Challenge:
From the entries below, copy every line where the string "change" appears.
:: Dataset extract
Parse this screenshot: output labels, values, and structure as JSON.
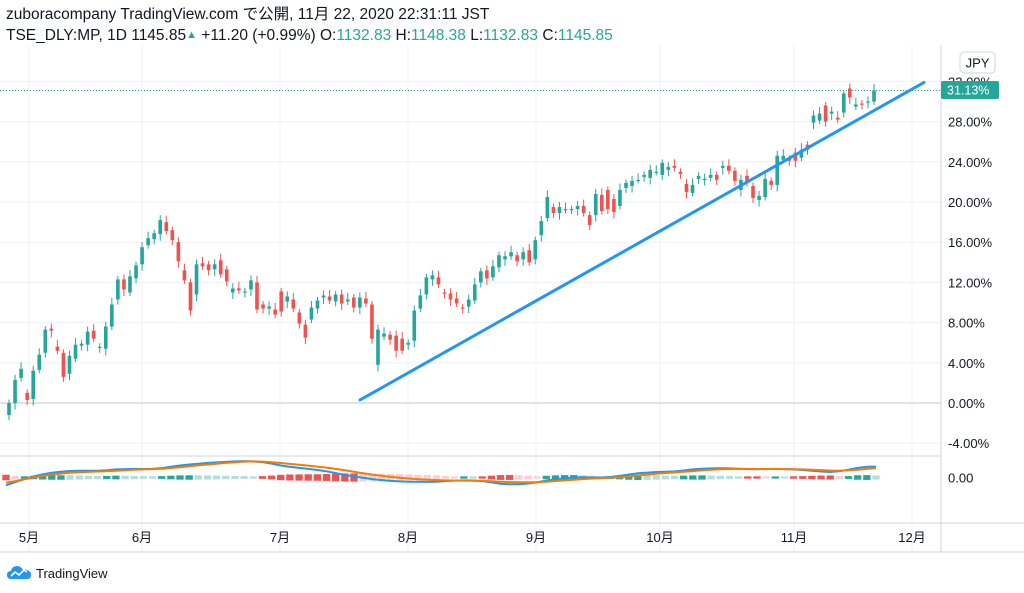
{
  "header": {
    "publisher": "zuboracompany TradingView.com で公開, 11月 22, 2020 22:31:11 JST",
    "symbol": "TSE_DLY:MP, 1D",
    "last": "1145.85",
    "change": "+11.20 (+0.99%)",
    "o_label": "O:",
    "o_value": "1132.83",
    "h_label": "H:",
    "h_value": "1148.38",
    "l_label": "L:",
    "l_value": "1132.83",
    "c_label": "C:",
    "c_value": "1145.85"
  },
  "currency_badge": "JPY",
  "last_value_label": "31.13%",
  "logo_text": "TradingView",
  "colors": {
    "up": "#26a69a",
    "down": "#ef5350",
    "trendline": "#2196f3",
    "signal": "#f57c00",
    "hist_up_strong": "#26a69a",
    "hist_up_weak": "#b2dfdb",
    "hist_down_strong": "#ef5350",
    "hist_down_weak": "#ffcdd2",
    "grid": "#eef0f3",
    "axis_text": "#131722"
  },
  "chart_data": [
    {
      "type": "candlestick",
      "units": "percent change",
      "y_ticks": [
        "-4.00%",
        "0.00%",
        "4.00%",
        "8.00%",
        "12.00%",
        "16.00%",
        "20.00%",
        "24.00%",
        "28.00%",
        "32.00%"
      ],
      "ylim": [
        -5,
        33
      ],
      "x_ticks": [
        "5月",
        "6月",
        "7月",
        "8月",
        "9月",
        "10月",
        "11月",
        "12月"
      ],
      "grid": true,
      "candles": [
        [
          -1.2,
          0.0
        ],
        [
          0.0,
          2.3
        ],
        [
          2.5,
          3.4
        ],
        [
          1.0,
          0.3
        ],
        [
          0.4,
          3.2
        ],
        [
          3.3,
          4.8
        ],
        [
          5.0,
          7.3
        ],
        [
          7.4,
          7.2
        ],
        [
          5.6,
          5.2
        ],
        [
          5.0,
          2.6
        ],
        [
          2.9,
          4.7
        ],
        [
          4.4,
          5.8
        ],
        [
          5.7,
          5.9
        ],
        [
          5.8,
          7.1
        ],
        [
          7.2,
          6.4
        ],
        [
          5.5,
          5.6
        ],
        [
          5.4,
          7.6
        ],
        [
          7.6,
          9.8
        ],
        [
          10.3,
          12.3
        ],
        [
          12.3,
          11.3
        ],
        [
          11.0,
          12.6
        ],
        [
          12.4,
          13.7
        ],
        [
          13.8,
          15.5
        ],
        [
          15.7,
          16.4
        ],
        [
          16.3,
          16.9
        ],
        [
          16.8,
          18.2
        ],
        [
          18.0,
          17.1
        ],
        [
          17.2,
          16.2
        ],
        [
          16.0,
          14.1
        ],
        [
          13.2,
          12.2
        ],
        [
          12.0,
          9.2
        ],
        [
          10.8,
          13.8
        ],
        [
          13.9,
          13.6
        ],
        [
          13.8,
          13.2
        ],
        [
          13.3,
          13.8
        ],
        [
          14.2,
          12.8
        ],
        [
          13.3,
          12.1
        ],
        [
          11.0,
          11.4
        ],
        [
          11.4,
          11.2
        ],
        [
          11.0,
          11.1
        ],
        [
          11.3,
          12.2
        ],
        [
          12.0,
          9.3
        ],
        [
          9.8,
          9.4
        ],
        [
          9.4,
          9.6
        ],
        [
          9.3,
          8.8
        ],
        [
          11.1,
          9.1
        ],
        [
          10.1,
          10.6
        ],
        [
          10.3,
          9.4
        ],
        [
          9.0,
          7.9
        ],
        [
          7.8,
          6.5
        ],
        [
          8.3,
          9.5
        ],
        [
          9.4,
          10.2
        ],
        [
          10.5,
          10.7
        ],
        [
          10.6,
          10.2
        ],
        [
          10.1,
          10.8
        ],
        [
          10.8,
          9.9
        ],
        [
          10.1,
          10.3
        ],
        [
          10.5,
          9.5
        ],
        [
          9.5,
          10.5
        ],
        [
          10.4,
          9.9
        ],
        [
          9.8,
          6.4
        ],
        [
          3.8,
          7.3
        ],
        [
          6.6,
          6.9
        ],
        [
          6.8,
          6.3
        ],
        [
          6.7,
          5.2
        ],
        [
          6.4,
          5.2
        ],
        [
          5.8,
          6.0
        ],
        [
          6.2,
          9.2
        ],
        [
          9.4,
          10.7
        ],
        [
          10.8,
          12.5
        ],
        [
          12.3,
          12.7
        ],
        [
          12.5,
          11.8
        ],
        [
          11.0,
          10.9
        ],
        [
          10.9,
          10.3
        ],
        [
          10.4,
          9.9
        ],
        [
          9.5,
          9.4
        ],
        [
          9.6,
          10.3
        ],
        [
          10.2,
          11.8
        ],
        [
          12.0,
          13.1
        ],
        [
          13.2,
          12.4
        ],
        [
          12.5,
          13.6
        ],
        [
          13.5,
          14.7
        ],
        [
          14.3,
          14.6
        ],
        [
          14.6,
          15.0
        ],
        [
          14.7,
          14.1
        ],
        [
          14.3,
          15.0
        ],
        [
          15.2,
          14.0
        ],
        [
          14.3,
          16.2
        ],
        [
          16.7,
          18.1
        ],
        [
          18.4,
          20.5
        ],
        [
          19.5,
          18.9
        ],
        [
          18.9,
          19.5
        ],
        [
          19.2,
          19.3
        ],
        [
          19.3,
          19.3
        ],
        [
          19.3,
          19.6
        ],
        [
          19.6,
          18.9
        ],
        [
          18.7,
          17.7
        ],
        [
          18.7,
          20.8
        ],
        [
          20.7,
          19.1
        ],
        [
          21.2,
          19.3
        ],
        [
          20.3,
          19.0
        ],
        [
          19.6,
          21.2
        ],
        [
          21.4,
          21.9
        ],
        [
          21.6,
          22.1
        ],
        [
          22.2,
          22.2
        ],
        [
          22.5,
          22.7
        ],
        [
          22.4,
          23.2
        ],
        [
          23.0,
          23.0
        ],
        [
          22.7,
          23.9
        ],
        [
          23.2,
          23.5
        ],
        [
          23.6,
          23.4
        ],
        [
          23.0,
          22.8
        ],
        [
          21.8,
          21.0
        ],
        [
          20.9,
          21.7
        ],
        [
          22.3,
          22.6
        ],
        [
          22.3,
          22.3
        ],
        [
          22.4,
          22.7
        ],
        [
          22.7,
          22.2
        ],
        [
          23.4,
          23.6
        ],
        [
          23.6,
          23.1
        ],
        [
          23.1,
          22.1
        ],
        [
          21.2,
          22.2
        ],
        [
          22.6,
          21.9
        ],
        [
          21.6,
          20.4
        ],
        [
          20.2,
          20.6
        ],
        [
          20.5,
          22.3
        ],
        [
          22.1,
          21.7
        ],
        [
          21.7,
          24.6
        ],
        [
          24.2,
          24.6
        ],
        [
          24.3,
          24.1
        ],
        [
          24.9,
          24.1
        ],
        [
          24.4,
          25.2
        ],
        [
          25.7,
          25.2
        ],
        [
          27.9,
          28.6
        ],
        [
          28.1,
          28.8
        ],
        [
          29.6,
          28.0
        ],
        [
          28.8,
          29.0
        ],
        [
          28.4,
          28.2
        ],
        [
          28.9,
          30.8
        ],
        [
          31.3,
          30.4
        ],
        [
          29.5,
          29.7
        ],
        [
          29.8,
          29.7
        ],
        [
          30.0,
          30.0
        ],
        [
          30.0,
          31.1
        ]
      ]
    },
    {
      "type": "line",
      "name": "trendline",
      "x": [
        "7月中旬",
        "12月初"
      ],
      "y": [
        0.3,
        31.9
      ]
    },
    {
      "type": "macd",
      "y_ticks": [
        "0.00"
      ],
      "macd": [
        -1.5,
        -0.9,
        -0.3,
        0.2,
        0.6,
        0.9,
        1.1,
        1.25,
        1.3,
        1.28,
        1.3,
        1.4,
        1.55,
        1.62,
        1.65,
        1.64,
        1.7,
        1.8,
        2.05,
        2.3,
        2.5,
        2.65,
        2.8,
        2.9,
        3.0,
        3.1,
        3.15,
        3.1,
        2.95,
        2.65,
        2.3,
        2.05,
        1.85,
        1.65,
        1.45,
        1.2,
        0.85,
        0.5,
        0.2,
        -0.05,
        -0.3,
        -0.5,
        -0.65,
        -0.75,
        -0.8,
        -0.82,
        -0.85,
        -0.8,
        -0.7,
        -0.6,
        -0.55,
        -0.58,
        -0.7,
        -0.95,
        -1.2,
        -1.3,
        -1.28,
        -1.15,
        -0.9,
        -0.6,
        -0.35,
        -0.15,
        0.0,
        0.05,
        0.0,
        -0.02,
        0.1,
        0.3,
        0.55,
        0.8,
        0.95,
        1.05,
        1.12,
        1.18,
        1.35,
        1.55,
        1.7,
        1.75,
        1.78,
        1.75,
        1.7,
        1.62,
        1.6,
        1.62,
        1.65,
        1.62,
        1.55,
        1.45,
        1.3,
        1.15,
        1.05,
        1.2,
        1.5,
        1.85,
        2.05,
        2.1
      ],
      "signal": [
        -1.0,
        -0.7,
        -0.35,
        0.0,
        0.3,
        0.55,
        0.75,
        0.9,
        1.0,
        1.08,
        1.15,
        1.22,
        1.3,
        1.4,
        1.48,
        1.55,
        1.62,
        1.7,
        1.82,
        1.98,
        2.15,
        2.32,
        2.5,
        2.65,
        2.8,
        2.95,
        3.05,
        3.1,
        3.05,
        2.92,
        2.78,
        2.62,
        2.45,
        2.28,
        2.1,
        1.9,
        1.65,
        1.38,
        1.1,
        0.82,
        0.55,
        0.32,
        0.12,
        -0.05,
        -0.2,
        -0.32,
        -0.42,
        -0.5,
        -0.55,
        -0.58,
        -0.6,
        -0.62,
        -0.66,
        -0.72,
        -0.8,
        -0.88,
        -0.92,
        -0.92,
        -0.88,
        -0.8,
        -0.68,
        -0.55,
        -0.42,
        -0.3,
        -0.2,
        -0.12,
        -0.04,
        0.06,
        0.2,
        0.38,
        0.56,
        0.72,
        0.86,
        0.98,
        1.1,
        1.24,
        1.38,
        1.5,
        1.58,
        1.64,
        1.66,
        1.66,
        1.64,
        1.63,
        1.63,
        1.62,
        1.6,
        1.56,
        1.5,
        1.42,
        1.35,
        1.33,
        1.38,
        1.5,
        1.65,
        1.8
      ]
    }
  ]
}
::::
Finished answer:
    "change": "+11.20 (+0.99%)",
      "units": "percent change",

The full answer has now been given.